Stored records
┏━━

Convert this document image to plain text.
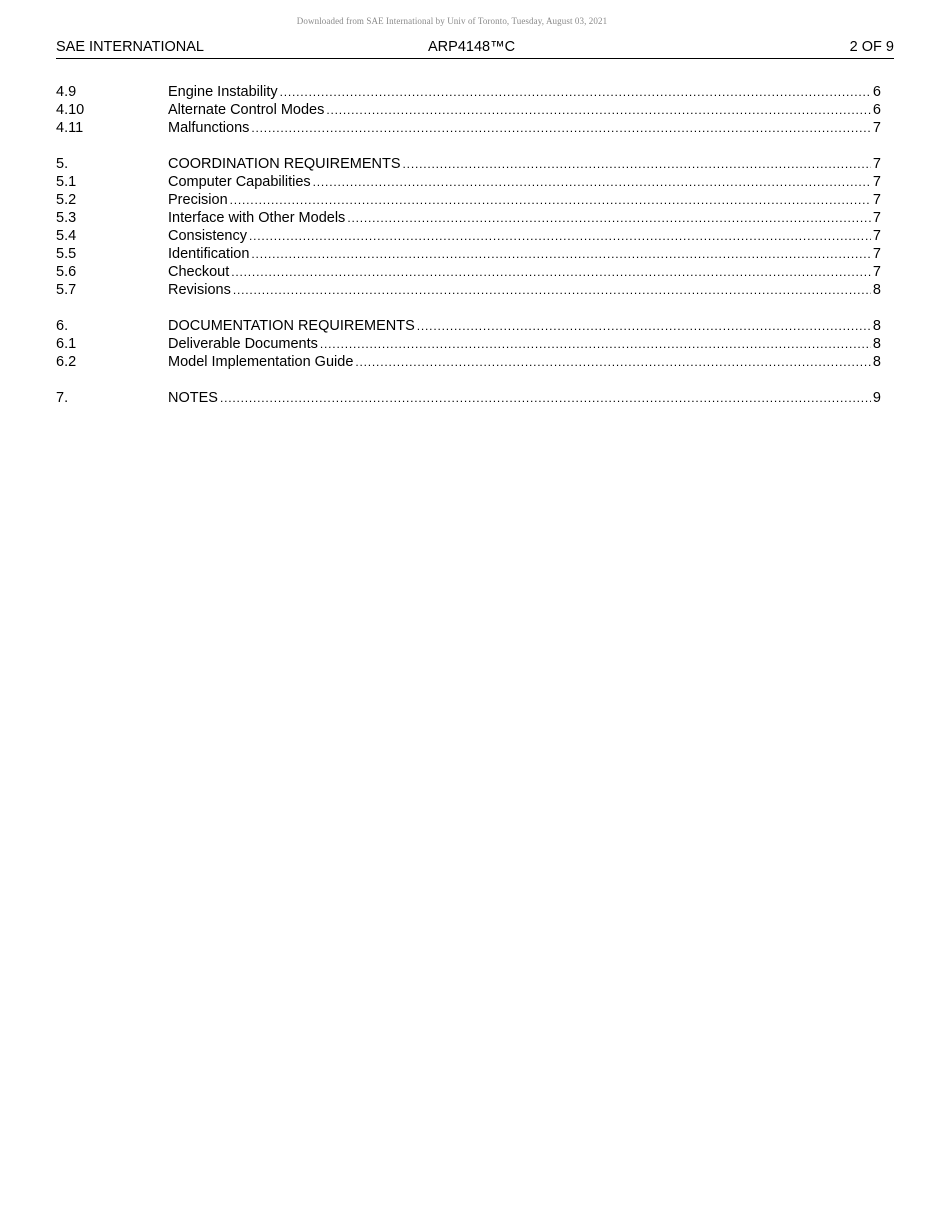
Downloaded from SAE International by Univ of Toronto, Tuesday, August 03, 2021
SAE INTERNATIONAL	ARP4148™C	2 OF 9
4.9	Engine Instability .....	6
4.10	Alternate Control Modes .....	6
4.11	Malfunctions .....	7
5.	COORDINATION REQUIREMENTS .....	7
5.1	Computer Capabilities .....	7
5.2	Precision .....	7
5.3	Interface with Other Models .....	7
5.4	Consistency .....	7
5.5	Identification .....	7
5.6	Checkout .....	7
5.7	Revisions .....	8
6.	DOCUMENTATION REQUIREMENTS .....	8
6.1	Deliverable Documents .....	8
6.2	Model Implementation Guide .....	8
7.	NOTES .....	9
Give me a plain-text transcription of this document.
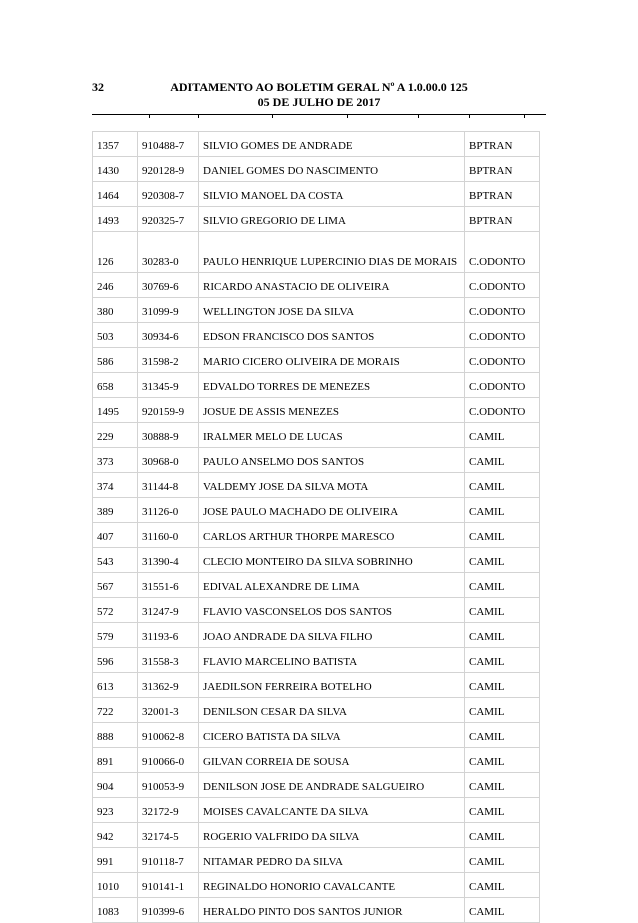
32	ADITAMENTO AO BOLETIM GERAL Nº A 1.0.00.0 125
05 DE JULHO DE 2017
1357	910488-7	SILVIO GOMES DE ANDRADE	BPTRAN
1430	920128-9	DANIEL GOMES DO NASCIMENTO	BPTRAN
1464	920308-7	SILVIO MANOEL DA COSTA	BPTRAN
1493	920325-7	SILVIO GREGORIO DE LIMA	BPTRAN
126	30283-0	PAULO HENRIQUE LUPERCINIO DIAS DE MORAIS	C.ODONTO
246	30769-6	RICARDO ANASTACIO DE OLIVEIRA	C.ODONTO
380	31099-9	WELLINGTON JOSE DA SILVA	C.ODONTO
503	30934-6	EDSON FRANCISCO DOS SANTOS	C.ODONTO
586	31598-2	MARIO CICERO OLIVEIRA DE MORAIS	C.ODONTO
658	31345-9	EDVALDO TORRES DE MENEZES	C.ODONTO
1495	920159-9	JOSUE DE ASSIS MENEZES	C.ODONTO
229	30888-9	IRALMER MELO DE LUCAS	CAMIL
373	30968-0	PAULO ANSELMO DOS SANTOS	CAMIL
374	31144-8	VALDEMY JOSE DA SILVA MOTA	CAMIL
389	31126-0	JOSE PAULO MACHADO DE OLIVEIRA	CAMIL
407	31160-0	CARLOS ARTHUR THORPE MARESCO	CAMIL
543	31390-4	CLECIO MONTEIRO DA SILVA SOBRINHO	CAMIL
567	31551-6	EDIVAL ALEXANDRE DE LIMA	CAMIL
572	31247-9	FLAVIO VASCONSELOS DOS SANTOS	CAMIL
579	31193-6	JOAO ANDRADE DA SILVA FILHO	CAMIL
596	31558-3	FLAVIO MARCELINO BATISTA	CAMIL
613	31362-9	JAEDILSON FERREIRA BOTELHO	CAMIL
722	32001-3	DENILSON CESAR DA SILVA	CAMIL
888	910062-8	CICERO BATISTA DA SILVA	CAMIL
891	910066-0	GILVAN CORREIA DE SOUSA	CAMIL
904	910053-9	DENILSON JOSE DE ANDRADE SALGUEIRO	CAMIL
923	32172-9	MOISES CAVALCANTE DA SILVA	CAMIL
942	32174-5	ROGERIO VALFRIDO DA SILVA	CAMIL
991	910118-7	NITAMAR PEDRO DA SILVA	CAMIL
1010	910141-1	REGINALDO HONORIO CAVALCANTE	CAMIL
1083	910399-6	HERALDO PINTO DOS SANTOS JUNIOR	CAMIL
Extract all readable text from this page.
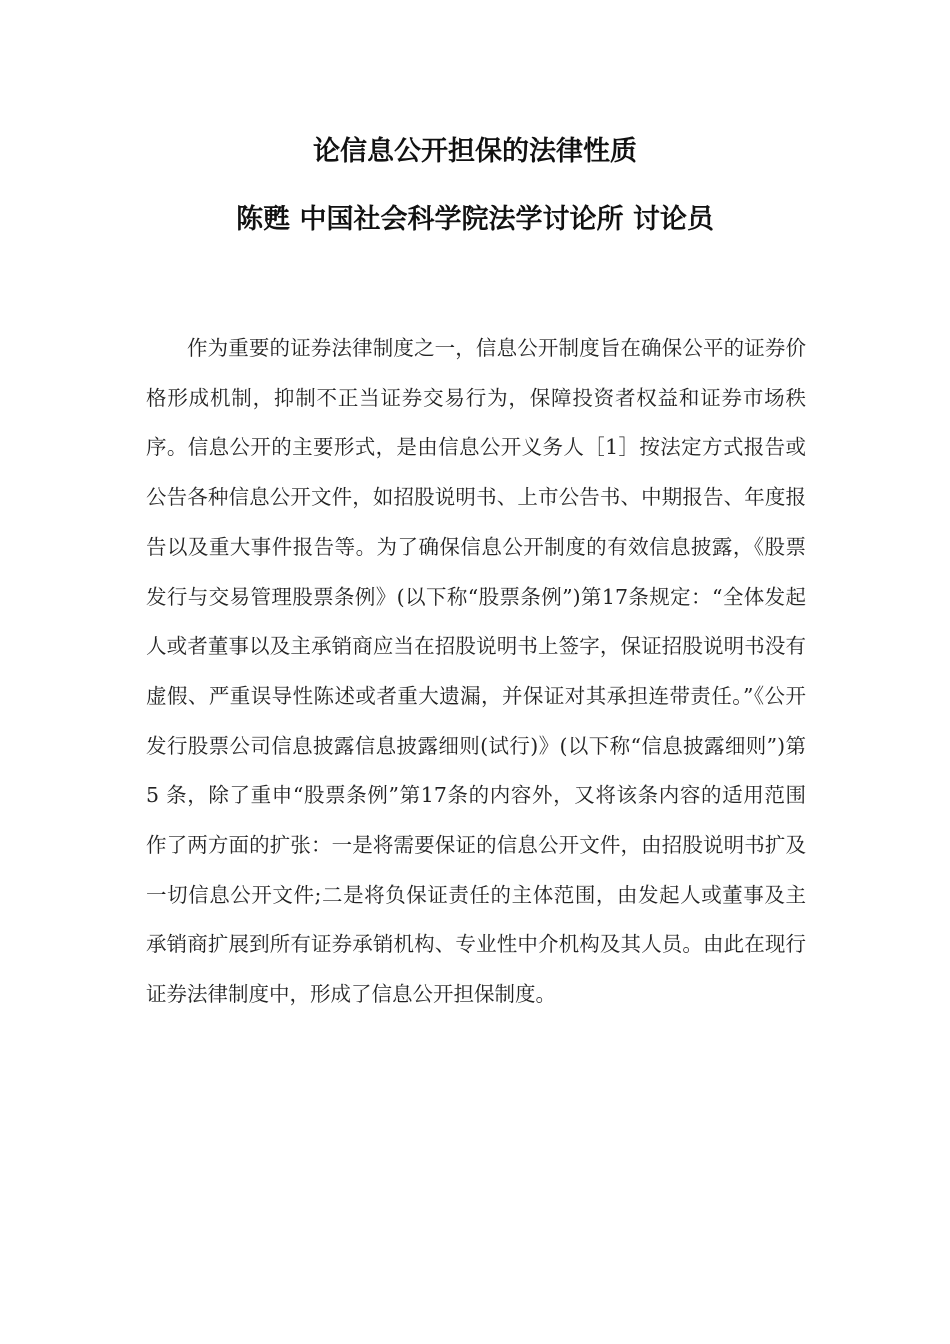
论信息公开担保的法律性质
陈甦 中国社会科学院法学讨论所 讨论员

作为重要的证券法律制度之一，信息公开制度旨在确保公平的证券价格形成机制，抑制不正当证券交易行为，保障投资者权益和证券市场秩序。信息公开的主要形式，是由信息公开义务人［1］按法定方式报告或公告各种信息公开文件，如招股说明书、上市公告书、中期报告、年度报告以及重大事件报告等。为了确保信息公开制度的有效信息披露，《股票发行与交易管理股票条例》(以下称“股票条例”)第17条规定：“全体发起人或者董事以及主承销商应当在招股说明书上签字，保证招股说明书没有虚假、严重误导性陈述或者重大遗漏，并保证对其承担连带责任。”《公开发行股票公司信息披露信息披露细则(试行)》(以下称“信息披露细则”)第5 条，除了重申“股票条例”第17条的内容外，又将该条内容的适用范围作了两方面的扩张：一是将需要保证的信息公开文件，由招股说明书扩及一切信息公开文件;二是将负保证责任的主体范围，由发起人或董事及主承销商扩展到所有证券承销机构、专业性中介机构及其人员。由此在现行证券法律制度中，形成了信息公开担保制度。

┗━━

_WRITTEN REQUEST_
The records above need to be given again exactly. Omit the pictures.

_EXERCISE SOLUTION_
Convert this document image to plain text.
Downloaded from SAE International by Univ of Toronto, Tuesday, August 03, 2021
SAE INTERNATIONAL	ARP4148™C	2 OF 9
4.9	Engine Instability .....	6
4.10	Alternate Control Modes .....	6
4.11	Malfunctions .....	7
5.	COORDINATION REQUIREMENTS .....	7
5.1	Computer Capabilities .....	7
5.2	Precision .....	7
5.3	Interface with Other Models .....	7
5.4	Consistency .....	7
5.5	Identification .....	7
5.6	Checkout .....	7
5.7	Revisions .....	8
6.	DOCUMENTATION REQUIREMENTS .....	8
6.1	Deliverable Documents .....	8
6.2	Model Implementation Guide .....	8
7.	NOTES .....	9
Give me a plain-text transcription of this document.
32	ADITAMENTO AO BOLETIM GERAL Nº A 1.0.00.0 125
05 DE JULHO DE 2017
1357	910488-7	SILVIO GOMES DE ANDRADE	BPTRAN
1430	920128-9	DANIEL GOMES DO NASCIMENTO	BPTRAN
1464	920308-7	SILVIO MANOEL DA COSTA	BPTRAN
1493	920325-7	SILVIO GREGORIO DE LIMA	BPTRAN
126	30283-0	PAULO HENRIQUE LUPERCINIO DIAS DE MORAIS	C.ODONTO
246	30769-6	RICARDO ANASTACIO DE OLIVEIRA	C.ODONTO
380	31099-9	WELLINGTON JOSE DA SILVA	C.ODONTO
503	30934-6	EDSON FRANCISCO DOS SANTOS	C.ODONTO
586	31598-2	MARIO CICERO OLIVEIRA DE MORAIS	C.ODONTO
658	31345-9	EDVALDO TORRES DE MENEZES	C.ODONTO
1495	920159-9	JOSUE DE ASSIS MENEZES	C.ODONTO
229	30888-9	IRALMER MELO DE LUCAS	CAMIL
373	30968-0	PAULO ANSELMO DOS SANTOS	CAMIL
374	31144-8	VALDEMY JOSE DA SILVA MOTA	CAMIL
389	31126-0	JOSE PAULO MACHADO DE OLIVEIRA	CAMIL
407	31160-0	CARLOS ARTHUR THORPE MARESCO	CAMIL
543	31390-4	CLECIO MONTEIRO DA SILVA SOBRINHO	CAMIL
567	31551-6	EDIVAL ALEXANDRE DE LIMA	CAMIL
572	31247-9	FLAVIO VASCONSELOS DOS SANTOS	CAMIL
579	31193-6	JOAO ANDRADE DA SILVA FILHO	CAMIL
596	31558-3	FLAVIO MARCELINO BATISTA	CAMIL
613	31362-9	JAEDILSON FERREIRA BOTELHO	CAMIL
722	32001-3	DENILSON CESAR DA SILVA	CAMIL
888	910062-8	CICERO BATISTA DA SILVA	CAMIL
891	910066-0	GILVAN CORREIA DE SOUSA	CAMIL
904	910053-9	DENILSON JOSE DE ANDRADE SALGUEIRO	CAMIL
923	32172-9	MOISES CAVALCANTE DA SILVA	CAMIL
942	32174-5	ROGERIO VALFRIDO DA SILVA	CAMIL
991	910118-7	NITAMAR PEDRO DA SILVA	CAMIL
1010	910141-1	REGINALDO HONORIO CAVALCANTE	CAMIL
1083	910399-6	HERALDO PINTO DOS SANTOS JUNIOR	CAMIL
Extract all readable text from this page.
论信息公开担保的法律性质
陈甦 中国社会科学院法学讨论所 讨论员

作为重要的证券法律制度之一，信息公开制度旨在确保公平的证券价格形成机制，抑制不正当证券交易行为，保障投资者权益和证券市场秩序。信息公开的主要形式，是由信息公开义务人［1］按法定方式报告或公告各种信息公开文件，如招股说明书、上市公告书、中期报告、年度报告以及重大事件报告等。为了确保信息公开制度的有效信息披露，《股票发行与交易管理股票条例》(以下称“股票条例”)第17条规定：“全体发起人或者董事以及主承销商应当在招股说明书上签字，保证招股说明书没有虚假、严重误导性陈述或者重大遗漏，并保证对其承担连带责任。”《公开发行股票公司信息披露信息披露细则(试行)》(以下称“信息披露细则”)第5 条，除了重申“股票条例”第17条的内容外，又将该条内容的适用范围作了两方面的扩张：一是将需要保证的信息公开文件，由招股说明书扩及一切信息公开文件;二是将负保证责任的主体范围，由发起人或董事及主承销商扩展到所有证券承销机构、专业性中介机构及其人员。由此在现行证券法律制度中，形成了信息公开担保制度。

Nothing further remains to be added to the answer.